Data listing —
______________________________
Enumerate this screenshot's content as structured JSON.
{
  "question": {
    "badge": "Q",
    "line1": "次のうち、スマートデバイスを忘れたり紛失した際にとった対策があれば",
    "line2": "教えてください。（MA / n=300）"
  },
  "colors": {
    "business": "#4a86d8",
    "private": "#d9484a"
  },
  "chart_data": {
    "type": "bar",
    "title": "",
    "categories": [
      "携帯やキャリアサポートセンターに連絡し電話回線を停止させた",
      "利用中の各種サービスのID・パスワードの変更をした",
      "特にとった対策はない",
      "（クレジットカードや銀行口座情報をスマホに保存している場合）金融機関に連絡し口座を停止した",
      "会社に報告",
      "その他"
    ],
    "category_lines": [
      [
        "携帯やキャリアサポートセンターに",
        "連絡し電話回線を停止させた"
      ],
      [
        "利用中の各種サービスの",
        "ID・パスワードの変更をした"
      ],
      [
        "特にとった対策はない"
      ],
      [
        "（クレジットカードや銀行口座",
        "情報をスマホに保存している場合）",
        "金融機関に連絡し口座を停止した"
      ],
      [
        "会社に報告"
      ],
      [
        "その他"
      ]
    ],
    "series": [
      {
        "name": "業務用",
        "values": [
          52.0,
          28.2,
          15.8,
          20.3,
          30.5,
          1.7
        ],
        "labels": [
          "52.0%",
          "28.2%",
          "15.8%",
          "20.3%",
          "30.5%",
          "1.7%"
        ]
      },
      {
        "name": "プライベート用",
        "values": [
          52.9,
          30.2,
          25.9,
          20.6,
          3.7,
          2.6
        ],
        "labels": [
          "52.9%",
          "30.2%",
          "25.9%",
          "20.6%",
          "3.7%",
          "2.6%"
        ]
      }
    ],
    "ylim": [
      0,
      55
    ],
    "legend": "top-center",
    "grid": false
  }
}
______________________________
Aim of the exercise — Copy out all lines where the word "金融機関に連絡し口座を停止した" appears.

Task solution —
      "（クレジットカードや銀行口座情報をスマホに保存している場合）金融機関に連絡し口座を停止した",
        "金融機関に連絡し口座を停止した"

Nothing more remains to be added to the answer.